## AIM OF THE TASK
Tally the lines that contain the string "Atomic" and state that total without comment.
====== RECORD LIST
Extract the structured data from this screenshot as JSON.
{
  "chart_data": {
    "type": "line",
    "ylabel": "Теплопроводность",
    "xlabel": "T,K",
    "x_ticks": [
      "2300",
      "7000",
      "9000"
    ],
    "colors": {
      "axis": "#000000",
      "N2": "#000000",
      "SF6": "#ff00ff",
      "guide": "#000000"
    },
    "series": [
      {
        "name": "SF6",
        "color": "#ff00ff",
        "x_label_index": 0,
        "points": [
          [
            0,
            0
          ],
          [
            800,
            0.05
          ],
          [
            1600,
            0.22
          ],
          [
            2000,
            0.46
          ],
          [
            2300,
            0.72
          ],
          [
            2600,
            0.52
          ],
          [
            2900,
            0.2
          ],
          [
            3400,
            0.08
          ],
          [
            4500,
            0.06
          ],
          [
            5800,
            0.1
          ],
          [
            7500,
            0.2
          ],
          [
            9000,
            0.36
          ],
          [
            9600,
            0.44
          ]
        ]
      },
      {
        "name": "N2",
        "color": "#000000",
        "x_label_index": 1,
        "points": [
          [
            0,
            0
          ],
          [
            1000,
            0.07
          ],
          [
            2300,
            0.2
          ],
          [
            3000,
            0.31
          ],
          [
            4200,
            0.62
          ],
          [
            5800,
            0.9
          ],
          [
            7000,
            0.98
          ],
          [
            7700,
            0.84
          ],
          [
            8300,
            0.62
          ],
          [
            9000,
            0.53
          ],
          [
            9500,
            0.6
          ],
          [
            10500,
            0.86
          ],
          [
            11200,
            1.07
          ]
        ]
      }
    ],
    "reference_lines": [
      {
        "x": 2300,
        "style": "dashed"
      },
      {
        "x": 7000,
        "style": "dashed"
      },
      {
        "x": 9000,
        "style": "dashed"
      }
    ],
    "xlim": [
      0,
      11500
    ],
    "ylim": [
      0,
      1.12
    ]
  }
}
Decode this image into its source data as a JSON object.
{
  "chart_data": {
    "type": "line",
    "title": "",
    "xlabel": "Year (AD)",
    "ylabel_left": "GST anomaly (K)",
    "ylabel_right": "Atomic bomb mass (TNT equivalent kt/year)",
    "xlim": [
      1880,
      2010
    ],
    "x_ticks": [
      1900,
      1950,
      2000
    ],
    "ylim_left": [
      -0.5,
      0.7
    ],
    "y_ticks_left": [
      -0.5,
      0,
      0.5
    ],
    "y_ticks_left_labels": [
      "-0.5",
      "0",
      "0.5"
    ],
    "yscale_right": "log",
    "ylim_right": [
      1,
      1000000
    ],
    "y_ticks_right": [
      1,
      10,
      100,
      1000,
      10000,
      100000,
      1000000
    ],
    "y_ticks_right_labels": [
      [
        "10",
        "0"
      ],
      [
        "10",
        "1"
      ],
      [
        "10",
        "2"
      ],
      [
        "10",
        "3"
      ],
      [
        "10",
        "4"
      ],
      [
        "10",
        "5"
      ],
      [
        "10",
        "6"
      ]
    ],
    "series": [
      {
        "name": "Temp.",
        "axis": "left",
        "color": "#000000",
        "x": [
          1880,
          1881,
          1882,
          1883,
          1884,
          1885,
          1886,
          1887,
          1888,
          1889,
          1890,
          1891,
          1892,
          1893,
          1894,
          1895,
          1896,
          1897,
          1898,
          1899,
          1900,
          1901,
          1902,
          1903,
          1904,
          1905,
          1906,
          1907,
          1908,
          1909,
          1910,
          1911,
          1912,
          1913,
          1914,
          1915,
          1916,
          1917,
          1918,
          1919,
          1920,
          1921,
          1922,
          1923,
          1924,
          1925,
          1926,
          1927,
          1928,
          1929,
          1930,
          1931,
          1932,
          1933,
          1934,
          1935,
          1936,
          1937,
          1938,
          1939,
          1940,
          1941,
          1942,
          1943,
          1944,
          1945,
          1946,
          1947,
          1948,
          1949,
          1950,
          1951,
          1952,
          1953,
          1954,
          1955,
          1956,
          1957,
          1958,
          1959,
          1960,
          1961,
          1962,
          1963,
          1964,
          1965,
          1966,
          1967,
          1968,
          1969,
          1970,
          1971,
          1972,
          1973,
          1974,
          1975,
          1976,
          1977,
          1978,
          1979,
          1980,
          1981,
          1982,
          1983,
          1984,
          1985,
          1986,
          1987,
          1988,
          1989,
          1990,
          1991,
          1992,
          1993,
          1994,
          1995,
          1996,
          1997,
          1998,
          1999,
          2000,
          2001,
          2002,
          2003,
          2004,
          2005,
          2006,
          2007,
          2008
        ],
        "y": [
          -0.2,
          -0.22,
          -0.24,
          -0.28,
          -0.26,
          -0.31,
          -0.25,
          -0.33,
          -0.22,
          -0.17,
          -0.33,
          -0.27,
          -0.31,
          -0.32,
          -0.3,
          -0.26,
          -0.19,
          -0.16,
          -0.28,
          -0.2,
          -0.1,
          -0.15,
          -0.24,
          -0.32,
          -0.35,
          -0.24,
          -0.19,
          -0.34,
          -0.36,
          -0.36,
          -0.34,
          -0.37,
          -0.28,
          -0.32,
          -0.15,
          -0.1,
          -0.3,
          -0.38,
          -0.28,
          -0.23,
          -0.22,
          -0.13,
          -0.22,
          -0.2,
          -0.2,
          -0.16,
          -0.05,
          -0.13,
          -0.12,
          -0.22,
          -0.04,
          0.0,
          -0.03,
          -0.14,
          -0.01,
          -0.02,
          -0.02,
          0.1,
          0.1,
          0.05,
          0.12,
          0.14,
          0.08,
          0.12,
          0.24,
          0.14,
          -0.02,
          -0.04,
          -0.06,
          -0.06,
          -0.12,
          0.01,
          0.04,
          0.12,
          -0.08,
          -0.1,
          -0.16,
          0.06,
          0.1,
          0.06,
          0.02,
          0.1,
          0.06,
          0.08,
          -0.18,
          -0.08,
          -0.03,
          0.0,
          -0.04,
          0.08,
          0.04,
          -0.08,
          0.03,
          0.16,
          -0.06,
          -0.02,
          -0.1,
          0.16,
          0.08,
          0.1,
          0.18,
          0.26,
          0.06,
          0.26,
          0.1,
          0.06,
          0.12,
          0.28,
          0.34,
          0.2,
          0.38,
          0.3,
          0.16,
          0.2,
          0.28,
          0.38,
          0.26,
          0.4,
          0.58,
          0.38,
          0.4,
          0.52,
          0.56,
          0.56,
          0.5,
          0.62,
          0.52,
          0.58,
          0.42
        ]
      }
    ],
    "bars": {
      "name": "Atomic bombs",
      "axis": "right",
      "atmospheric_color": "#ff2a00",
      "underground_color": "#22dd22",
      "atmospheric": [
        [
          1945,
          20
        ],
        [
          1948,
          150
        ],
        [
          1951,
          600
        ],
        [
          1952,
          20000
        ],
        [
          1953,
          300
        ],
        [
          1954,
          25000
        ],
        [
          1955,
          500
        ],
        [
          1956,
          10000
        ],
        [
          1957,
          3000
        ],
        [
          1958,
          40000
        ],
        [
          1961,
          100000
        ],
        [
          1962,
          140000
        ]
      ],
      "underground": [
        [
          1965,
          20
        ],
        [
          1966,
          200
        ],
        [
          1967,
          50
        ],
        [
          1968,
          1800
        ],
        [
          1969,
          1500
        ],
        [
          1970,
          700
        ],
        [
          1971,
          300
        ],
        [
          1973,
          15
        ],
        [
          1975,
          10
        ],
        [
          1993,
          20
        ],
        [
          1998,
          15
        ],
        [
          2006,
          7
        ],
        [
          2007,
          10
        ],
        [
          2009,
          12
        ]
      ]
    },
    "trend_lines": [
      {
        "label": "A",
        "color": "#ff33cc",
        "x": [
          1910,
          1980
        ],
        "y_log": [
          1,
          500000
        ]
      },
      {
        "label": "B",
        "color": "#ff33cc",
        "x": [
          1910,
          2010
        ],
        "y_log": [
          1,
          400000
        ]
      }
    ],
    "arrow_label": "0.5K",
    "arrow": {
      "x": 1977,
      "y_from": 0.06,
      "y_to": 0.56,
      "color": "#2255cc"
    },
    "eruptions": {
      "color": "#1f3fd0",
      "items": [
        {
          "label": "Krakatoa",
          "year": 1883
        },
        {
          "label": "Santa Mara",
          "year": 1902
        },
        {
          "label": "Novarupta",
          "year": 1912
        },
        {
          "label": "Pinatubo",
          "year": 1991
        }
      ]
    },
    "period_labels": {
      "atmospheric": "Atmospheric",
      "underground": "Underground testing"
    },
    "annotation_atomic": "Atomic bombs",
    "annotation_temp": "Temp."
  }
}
============
## WRITTEN ANSWER
3